(Items from a data source)

_ _ _ _ _

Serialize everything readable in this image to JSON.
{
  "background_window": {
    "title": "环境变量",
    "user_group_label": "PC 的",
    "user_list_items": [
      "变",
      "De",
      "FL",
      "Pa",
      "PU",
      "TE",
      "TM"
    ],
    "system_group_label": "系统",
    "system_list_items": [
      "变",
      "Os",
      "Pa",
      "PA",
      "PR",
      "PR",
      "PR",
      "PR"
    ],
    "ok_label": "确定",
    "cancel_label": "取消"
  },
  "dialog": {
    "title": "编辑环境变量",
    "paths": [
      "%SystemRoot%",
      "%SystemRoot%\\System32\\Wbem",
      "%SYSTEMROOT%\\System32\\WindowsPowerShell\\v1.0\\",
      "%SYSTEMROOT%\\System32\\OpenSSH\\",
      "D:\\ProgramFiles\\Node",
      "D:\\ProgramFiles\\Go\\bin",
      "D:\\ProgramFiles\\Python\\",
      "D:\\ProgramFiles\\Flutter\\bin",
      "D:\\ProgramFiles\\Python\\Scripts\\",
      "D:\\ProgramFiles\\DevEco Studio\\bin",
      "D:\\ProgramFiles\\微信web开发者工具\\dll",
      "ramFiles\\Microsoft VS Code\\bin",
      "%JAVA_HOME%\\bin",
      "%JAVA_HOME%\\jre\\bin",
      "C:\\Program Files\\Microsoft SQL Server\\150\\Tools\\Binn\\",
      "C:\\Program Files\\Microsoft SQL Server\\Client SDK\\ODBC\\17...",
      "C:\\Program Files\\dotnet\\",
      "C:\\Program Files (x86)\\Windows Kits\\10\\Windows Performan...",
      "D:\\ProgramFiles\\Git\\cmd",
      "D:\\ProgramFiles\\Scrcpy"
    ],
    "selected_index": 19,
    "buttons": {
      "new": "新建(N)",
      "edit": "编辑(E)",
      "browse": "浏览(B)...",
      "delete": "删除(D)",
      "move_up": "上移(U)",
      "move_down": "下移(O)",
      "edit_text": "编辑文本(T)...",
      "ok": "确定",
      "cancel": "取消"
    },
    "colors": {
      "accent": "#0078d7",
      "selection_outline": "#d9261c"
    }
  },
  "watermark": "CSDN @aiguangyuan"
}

_ _ _ _ _

Scan the lines for the string "Python". Copy out each line that matches.

WRITTEN RESPONSE:
      "D:\\ProgramFiles\\Python\\",
      "D:\\ProgramFiles\\Python\\Scripts\\",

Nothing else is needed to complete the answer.